▸ **PROBLEM DESCRIPTION**
Look in the data below for the line that contains "What data populates". Copy that line and the remaining lines exactly.

:: PROVIDED INFORMATION ::

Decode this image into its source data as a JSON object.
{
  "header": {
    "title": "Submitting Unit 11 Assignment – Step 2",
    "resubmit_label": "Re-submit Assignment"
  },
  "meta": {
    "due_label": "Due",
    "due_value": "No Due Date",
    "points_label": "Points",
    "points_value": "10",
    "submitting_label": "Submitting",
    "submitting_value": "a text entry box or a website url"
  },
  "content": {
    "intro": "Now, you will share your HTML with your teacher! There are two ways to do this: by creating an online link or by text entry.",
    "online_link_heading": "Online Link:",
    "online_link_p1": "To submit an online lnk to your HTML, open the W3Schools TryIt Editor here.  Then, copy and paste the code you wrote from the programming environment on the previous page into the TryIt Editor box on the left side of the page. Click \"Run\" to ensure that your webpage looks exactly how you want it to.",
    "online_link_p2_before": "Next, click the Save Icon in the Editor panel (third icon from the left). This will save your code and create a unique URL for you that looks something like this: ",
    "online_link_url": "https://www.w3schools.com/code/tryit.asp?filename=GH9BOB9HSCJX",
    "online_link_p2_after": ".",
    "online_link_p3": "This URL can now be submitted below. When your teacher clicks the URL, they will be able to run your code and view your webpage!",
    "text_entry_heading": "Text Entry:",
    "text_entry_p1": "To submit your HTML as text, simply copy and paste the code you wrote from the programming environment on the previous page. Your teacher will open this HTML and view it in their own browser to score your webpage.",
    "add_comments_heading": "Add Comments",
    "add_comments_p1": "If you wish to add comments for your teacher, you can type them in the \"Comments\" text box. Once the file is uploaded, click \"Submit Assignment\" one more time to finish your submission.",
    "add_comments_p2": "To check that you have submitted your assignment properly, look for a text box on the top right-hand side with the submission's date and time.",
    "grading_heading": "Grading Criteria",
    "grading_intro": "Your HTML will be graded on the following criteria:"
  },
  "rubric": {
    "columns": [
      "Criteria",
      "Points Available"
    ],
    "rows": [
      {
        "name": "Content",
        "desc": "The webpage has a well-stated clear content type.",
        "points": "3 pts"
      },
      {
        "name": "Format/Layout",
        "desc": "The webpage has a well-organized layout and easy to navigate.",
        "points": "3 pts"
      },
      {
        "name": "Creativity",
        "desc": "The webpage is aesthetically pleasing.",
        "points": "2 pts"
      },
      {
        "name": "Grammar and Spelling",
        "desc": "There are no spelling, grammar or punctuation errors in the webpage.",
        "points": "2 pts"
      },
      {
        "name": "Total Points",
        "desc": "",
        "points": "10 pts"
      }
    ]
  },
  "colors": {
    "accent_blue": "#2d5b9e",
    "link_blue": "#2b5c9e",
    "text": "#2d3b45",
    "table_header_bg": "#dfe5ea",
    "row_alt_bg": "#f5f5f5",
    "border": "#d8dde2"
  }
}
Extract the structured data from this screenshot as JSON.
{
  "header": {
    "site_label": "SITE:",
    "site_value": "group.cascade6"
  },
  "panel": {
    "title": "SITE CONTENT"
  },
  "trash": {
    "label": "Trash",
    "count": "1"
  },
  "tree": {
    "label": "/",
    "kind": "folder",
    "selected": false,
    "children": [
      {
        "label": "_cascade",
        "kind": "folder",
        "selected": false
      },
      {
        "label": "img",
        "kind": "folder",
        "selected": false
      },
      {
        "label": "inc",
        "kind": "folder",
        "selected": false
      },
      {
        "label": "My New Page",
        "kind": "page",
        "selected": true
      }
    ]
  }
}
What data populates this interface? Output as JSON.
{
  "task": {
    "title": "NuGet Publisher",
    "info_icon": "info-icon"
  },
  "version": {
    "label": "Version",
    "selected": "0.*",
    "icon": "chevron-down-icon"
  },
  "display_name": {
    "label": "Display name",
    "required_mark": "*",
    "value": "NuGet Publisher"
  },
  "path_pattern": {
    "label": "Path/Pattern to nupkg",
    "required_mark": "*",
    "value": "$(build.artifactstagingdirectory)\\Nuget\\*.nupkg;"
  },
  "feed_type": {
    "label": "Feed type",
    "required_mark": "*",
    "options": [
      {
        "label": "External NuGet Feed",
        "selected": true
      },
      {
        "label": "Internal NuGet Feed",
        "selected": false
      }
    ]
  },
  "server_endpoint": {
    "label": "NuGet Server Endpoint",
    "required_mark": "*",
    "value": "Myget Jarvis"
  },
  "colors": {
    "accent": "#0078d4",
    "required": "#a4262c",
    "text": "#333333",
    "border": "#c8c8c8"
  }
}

:::

▸ **TASK RESPONSE**
What data populates this interface? Output as JSON.
{
  "task": {
    "title": "NuGet Publisher",
    "info_icon": "info-icon"
  },
  "version": {
    "label": "Version",
    "selected": "0.*",
    "icon": "chevron-down-icon"
  },
  "display_name": {
    "label": "Display name",
    "required_mark": "*",
    "value": "NuGet Publisher"
  },
  "path_pattern": {
    "label": "Path/Pattern to nupkg",
    "required_mark": "*",
    "value": "$(build.artifactstagingdirectory)\\Nuget\\*.nupkg;"
  },
  "feed_type": {
    "label": "Feed type",
    "required_mark": "*",
    "options": [
      {
        "label": "External NuGet Feed",
        "selected": true
      },
      {
        "label": "Internal NuGet Feed",
        "selected": false
      }
    ]
  },
  "server_endpoint": {
    "label": "NuGet Server Endpoint",
    "required_mark": "*",
    "value": "Myget Jarvis"
  },
  "colors": {
    "accent": "#0078d4",
    "required": "#a4262c",
    "text": "#333333",
    "border": "#c8c8c8"
  }
}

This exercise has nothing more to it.